* **SELECTED EXTRACT**:
┌──

[Gretl-users] Re: How could ESS data be weighted in Gretl software package?
Am 22.07.2022 um 18:20 schrieb Riccardo (Jack) Lucchetti:
On Fri, 22 Jul 2022, Sven Schreiber wrote:
> (See here: https://www.stata.com/manuals13/rivregress.pdf, p.12 -
> specifically, "X_1'X_1, X'X, X'y, y'y, Z'Z, Z'X, and
Z'y are replaced
> with [always a D in the middle]", where D is a diagonal matrix with
> normalized weights.)
>
> So isn't this the same as multiplying everything (X_1, X_2, Y, y; in
> Stata's notation) with the square roots of the normalized weights and
> then doing standard IV? Just like WLS amounts to multiplying everything
> with the root of the weight and then running OLS.
>
> Yes, R2 has to be treated specially, but the rest?
Since you mentioned Stata, I thought I'd try a little numerical
experiment on my earlier conjecture, and, surprisingly enough, it
appears that I was right: if you run 2-step estimation substituing wls
for ols, the coefficient estimates are exactly spot-on.
I believe this is basically
one part of the point I'm trying to make.
The standard error, however are not.

└──

* **EXERCISES TO COMPLETE**:
a - The mailing-list reply on weighted IV estimation quotes a Stata manual passage naming the matrix products that get replaced. List every one of those products.
b - Resume the mailing-list reply on weighted IV estimation, picking up after its final sentence about the standard errors.

* **STORED DATA**:
┌──

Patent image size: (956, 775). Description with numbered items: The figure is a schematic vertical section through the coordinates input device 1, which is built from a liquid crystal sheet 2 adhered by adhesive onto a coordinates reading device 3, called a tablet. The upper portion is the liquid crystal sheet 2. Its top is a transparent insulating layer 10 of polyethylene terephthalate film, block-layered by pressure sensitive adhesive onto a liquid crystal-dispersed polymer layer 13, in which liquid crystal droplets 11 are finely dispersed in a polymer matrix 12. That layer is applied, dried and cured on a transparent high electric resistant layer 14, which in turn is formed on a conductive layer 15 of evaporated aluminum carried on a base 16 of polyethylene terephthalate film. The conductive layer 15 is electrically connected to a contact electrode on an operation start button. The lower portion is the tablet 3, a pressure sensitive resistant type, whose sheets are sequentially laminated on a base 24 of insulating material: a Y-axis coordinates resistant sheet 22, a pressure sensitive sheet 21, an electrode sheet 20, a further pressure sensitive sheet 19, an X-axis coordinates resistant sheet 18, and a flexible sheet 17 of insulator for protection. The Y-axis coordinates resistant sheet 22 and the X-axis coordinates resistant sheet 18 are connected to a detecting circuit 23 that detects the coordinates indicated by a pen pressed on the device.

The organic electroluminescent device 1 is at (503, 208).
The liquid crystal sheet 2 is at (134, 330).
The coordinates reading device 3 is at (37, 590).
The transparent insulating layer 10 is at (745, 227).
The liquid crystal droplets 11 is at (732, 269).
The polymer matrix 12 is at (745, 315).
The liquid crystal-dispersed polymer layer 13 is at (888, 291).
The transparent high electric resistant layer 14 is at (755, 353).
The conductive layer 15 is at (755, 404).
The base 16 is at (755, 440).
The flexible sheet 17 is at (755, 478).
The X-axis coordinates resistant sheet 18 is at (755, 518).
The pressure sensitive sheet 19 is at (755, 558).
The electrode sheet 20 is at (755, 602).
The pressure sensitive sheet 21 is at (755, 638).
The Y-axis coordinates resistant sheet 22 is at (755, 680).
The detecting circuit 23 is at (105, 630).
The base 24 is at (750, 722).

└──

* **RESULTS BY TASK**:
a - X_1'X_1, X'X, X'y, y'y, Z'Z, Z'X, Z'y

b -
And this strikes me as the standard result when you run IV explicitly in
two stages, that you would need to adjust the second stage in that respect.
Here's in hansl form what I have in mind:
<hansl-add-to-Jacks-script>
# just weight everything
series w_factor = sqrt(wt / mean(wt))
loop foreach i const y x z1 z2
series $i_w = w_factor * $i
endloop
list Xw = const_w x_w
list Zw = const_w z1_w z2_w
tsls y_w Xw ; Zw --no-tests
</hansl-add-to-Jacks-script>
The coefficients agree exactly with those from your function.
Now, I haven't cross-checked the standard errors there with Stata or
anything. I tend to think they should be right, but I'm not certain.
Maybe you could have another look.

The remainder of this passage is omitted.